• _What to do_: Restate the records in their entirety, word for word.

• _Supplied data_:
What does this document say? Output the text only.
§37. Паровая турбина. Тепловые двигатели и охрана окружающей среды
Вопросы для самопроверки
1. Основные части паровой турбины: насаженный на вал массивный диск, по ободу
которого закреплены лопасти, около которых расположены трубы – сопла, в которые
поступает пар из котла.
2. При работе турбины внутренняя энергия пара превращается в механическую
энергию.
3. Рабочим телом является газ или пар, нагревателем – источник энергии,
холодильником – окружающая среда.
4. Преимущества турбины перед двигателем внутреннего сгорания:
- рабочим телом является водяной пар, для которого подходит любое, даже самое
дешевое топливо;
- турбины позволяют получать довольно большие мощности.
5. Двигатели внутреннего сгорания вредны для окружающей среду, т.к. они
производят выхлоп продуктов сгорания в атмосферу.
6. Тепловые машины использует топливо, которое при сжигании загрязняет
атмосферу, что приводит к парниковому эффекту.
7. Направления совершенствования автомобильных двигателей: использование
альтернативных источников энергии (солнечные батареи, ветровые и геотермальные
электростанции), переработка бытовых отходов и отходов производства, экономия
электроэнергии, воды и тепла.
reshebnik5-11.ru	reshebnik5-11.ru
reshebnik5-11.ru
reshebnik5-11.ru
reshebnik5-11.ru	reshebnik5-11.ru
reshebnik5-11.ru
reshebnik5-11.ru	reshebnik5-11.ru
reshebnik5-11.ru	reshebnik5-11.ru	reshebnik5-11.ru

• _Finished task_:
What does this document say? Output the text only.
§37. Паровая турбина. Тепловые двигатели и охрана окружающей среды
Вопросы для самопроверки
1. Основные части паровой турбины: насаженный на вал массивный диск, по ободу
которого закреплены лопасти, около которых расположены трубы – сопла, в которые
поступает пар из котла.
2. При работе турбины внутренняя энергия пара превращается в механическую
энергию.
3. Рабочим телом является газ или пар, нагревателем – источник энергии,
холодильником – окружающая среда.
4. Преимущества турбины перед двигателем внутреннего сгорания:
- рабочим телом является водяной пар, для которого подходит любое, даже самое
дешевое топливо;
- турбины позволяют получать довольно большие мощности.
5. Двигатели внутреннего сгорания вредны для окружающей среду, т.к. они
производят выхлоп продуктов сгорания в атмосферу.
6. Тепловые машины использует топливо, которое при сжигании загрязняет
атмосферу, что приводит к парниковому эффекту.
7. Направления совершенствования автомобильных двигателей: использование
альтернативных источников энергии (солнечные батареи, ветровые и геотермальные
электростанции), переработка бытовых отходов и отходов производства, экономия
электроэнергии, воды и тепла.
reshebnik5-11.ru	reshebnik5-11.ru
reshebnik5-11.ru
reshebnik5-11.ru
reshebnik5-11.ru	reshebnik5-11.ru
reshebnik5-11.ru
reshebnik5-11.ru	reshebnik5-11.ru
reshebnik5-11.ru	reshebnik5-11.ru	reshebnik5-11.ru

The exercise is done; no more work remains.